Written request = Please retype the part of the listing that opens with the line containing "horizontal centerline through" and closes with the line containing "A dimension arrow right", keeping both end lines.

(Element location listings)
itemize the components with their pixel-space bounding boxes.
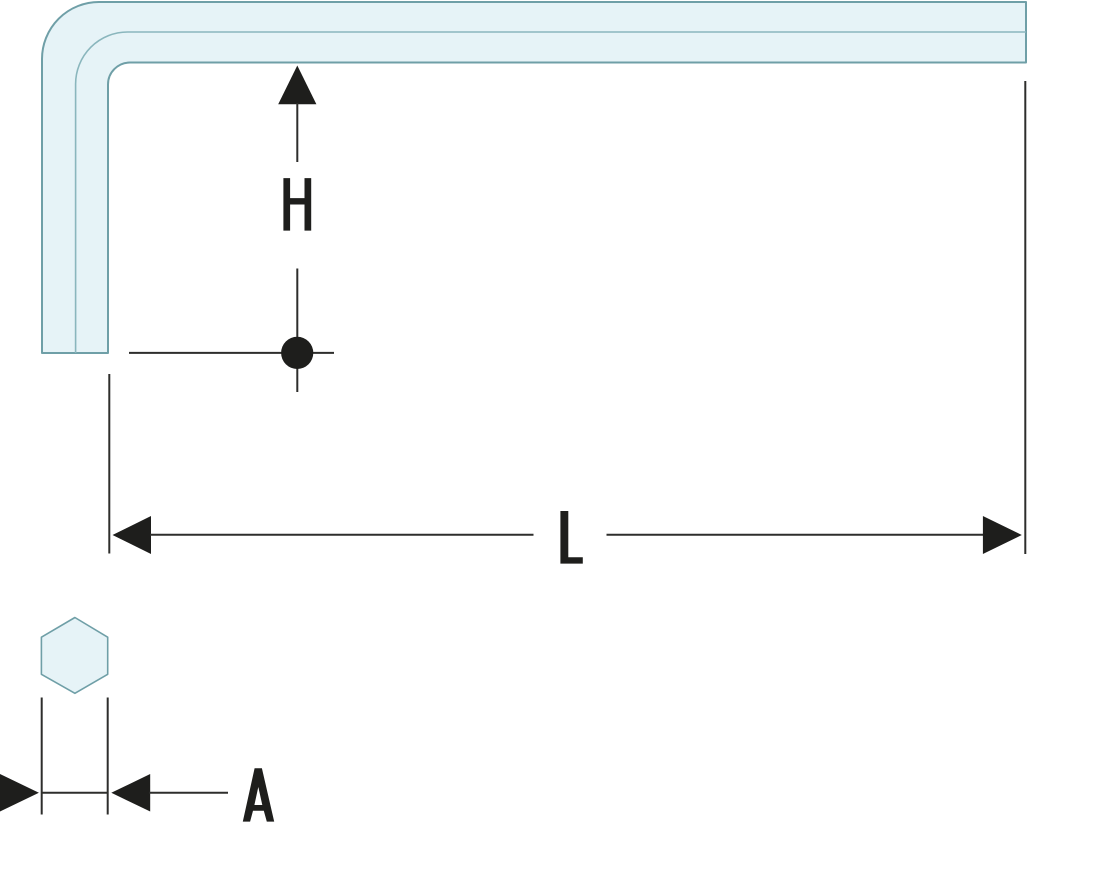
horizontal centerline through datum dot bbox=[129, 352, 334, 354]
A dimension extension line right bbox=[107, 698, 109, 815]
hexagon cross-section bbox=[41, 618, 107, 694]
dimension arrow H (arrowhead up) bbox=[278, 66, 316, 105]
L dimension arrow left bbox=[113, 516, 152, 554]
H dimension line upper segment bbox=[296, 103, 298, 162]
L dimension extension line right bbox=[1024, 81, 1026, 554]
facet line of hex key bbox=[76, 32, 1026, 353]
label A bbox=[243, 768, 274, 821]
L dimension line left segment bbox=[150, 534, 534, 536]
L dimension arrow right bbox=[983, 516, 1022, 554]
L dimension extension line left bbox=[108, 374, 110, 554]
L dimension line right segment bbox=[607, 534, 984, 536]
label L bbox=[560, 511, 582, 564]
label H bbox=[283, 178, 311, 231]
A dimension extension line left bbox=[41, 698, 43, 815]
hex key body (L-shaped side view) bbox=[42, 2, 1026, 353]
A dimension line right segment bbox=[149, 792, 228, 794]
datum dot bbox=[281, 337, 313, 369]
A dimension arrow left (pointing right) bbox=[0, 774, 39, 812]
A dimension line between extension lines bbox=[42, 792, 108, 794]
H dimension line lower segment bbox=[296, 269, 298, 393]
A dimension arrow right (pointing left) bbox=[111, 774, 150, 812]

--

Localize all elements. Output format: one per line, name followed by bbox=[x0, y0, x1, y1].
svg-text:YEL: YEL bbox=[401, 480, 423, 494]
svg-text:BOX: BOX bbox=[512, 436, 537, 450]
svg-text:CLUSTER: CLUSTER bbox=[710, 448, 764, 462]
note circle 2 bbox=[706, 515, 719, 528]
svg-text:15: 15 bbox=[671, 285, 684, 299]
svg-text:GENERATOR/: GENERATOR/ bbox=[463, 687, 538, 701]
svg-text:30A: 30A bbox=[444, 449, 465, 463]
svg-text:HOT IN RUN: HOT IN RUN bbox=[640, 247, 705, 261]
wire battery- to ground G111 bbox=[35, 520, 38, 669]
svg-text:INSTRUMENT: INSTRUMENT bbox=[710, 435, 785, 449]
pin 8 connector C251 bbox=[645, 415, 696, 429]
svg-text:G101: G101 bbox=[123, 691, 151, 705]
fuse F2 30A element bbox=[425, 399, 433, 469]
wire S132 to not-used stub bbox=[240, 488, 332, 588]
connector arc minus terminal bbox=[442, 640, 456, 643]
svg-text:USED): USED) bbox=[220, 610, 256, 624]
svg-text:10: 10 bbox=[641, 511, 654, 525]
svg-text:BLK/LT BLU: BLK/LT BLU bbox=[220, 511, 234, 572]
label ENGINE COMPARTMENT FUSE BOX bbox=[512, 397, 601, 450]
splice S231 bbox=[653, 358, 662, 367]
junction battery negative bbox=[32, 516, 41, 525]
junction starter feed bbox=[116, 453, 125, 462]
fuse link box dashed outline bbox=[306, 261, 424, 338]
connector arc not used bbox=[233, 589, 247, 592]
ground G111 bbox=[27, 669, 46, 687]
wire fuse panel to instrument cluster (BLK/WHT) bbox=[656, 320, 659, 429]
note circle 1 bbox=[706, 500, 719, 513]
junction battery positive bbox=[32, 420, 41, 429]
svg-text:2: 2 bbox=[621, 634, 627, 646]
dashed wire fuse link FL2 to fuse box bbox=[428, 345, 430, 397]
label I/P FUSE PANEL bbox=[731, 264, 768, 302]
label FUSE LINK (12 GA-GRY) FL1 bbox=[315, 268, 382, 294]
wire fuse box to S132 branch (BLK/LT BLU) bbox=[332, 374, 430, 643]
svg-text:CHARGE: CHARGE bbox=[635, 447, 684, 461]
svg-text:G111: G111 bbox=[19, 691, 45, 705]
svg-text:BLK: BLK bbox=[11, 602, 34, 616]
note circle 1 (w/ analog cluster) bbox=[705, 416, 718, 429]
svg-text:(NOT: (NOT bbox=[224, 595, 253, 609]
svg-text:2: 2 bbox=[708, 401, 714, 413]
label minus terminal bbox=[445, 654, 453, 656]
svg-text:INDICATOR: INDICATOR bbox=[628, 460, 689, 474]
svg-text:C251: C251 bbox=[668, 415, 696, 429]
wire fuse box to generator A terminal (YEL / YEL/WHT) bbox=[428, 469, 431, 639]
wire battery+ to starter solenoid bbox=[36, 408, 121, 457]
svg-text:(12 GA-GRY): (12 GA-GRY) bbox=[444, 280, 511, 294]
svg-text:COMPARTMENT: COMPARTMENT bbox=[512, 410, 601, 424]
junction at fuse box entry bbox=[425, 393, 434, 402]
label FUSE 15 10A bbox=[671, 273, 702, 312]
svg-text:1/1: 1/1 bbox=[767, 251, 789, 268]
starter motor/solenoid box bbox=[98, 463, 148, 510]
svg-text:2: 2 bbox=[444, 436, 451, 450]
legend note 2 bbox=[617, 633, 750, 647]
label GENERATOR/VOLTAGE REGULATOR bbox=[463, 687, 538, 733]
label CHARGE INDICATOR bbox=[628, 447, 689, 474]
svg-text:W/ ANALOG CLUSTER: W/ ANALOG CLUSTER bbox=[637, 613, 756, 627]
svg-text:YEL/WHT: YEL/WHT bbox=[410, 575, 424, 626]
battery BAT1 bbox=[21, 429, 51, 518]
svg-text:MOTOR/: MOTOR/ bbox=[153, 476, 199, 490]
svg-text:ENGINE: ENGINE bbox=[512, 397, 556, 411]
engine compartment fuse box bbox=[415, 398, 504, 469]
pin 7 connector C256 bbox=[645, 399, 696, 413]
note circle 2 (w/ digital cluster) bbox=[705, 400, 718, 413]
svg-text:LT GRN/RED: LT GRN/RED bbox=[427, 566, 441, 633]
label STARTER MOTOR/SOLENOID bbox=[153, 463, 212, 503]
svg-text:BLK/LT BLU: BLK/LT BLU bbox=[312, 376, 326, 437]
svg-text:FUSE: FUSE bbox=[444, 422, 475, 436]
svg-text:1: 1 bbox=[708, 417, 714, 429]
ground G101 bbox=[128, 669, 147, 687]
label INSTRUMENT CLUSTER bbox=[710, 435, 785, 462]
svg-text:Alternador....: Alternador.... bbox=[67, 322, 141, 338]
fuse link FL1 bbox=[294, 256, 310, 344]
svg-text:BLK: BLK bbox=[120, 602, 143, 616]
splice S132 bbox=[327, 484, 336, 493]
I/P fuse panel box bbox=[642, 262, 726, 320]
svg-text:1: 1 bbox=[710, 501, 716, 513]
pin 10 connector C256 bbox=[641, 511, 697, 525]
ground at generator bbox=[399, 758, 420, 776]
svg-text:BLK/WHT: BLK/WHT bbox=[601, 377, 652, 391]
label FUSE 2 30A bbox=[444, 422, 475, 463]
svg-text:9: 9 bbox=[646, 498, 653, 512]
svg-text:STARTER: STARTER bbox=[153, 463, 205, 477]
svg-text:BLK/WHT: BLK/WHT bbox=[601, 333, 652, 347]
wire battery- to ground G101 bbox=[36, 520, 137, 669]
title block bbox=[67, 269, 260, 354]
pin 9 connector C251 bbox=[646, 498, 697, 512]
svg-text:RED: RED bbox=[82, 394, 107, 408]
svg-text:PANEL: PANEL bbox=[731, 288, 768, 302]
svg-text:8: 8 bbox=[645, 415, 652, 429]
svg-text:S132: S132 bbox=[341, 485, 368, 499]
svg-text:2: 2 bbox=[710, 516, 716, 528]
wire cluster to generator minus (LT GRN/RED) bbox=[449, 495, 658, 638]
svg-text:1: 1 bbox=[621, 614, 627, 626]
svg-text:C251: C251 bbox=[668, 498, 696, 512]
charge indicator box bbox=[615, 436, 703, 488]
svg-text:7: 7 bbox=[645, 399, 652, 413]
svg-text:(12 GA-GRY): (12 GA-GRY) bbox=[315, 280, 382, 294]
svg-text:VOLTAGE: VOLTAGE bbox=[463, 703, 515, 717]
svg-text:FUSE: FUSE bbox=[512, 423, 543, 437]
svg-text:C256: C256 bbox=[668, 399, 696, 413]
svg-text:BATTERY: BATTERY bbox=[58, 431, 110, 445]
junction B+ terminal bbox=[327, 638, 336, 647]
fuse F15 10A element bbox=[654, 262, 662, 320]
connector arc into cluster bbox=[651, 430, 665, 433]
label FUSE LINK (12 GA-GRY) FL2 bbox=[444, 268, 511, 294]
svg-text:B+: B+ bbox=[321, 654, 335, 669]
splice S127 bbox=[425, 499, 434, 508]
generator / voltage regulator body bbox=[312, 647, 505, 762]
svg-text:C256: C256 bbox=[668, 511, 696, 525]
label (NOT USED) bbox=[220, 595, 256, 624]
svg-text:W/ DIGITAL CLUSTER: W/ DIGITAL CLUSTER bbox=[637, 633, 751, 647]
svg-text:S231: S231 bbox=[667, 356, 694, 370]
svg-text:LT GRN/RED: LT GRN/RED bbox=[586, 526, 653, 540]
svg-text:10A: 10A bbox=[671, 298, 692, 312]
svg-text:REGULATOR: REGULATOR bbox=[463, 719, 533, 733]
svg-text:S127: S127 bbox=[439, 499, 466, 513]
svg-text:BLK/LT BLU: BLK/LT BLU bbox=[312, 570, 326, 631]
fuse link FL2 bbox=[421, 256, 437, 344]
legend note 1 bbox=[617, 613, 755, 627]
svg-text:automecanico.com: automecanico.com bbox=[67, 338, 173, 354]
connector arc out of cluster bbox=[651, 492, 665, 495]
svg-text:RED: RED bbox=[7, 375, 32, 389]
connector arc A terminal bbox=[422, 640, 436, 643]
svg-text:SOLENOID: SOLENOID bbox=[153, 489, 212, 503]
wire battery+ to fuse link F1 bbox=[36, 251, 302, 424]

Solution to this task =
horizontal centerline through datum dot bbox=[129, 352, 334, 354]
A dimension extension line right bbox=[107, 698, 109, 815]
hexagon cross-section bbox=[41, 618, 107, 694]
dimension arrow H (arrowhead up) bbox=[278, 66, 316, 105]
L dimension arrow left bbox=[113, 516, 152, 554]
H dimension line upper segment bbox=[296, 103, 298, 162]
L dimension extension line right bbox=[1024, 81, 1026, 554]
facet line of hex key bbox=[76, 32, 1026, 353]
label A bbox=[243, 768, 274, 821]
L dimension line left segment bbox=[150, 534, 534, 536]
L dimension arrow right bbox=[983, 516, 1022, 554]
L dimension extension line left bbox=[108, 374, 110, 554]
L dimension line right segment bbox=[607, 534, 984, 536]
label L bbox=[560, 511, 582, 564]
label H bbox=[283, 178, 311, 231]
A dimension extension line left bbox=[41, 698, 43, 815]
hex key body (L-shaped side view) bbox=[42, 2, 1026, 353]
A dimension line right segment bbox=[149, 792, 228, 794]
datum dot bbox=[281, 337, 313, 369]
A dimension arrow left (pointing right) bbox=[0, 774, 39, 812]
A dimension line between extension lines bbox=[42, 792, 108, 794]
H dimension line lower segment bbox=[296, 269, 298, 393]
A dimension arrow right (pointing left) bbox=[111, 774, 150, 812]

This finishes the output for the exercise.